■ Source data

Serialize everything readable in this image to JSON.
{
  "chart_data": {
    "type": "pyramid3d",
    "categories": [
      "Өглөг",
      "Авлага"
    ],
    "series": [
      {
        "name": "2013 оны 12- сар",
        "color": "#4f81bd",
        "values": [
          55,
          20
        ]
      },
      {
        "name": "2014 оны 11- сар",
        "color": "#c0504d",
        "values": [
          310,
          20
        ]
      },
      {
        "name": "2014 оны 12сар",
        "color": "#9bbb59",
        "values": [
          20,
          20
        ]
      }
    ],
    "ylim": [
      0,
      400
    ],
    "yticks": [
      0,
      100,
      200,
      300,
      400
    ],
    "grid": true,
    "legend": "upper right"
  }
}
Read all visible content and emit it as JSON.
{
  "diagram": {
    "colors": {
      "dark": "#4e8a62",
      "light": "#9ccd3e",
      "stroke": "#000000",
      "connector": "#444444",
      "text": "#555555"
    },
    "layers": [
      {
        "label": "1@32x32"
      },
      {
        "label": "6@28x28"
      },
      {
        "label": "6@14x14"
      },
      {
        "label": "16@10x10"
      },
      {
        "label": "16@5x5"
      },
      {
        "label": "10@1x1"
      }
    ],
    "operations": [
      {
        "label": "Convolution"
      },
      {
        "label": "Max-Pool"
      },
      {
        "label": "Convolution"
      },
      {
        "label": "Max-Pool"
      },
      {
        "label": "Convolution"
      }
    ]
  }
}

■ Problem requirements
Show the lines where the word "label" appears in the entries.

■ Exercise output
        "label": "1@32x32"
        "label": "6@28x28"
        "label": "6@14x14"
        "label": "16@10x10"
        "label": "16@5x5"
        "label": "10@1x1"
        "label": "Convolution"
        "label": "Max-Pool"
        "label": "Convolution"
        "label": "Max-Pool"
        "label": "Convolution"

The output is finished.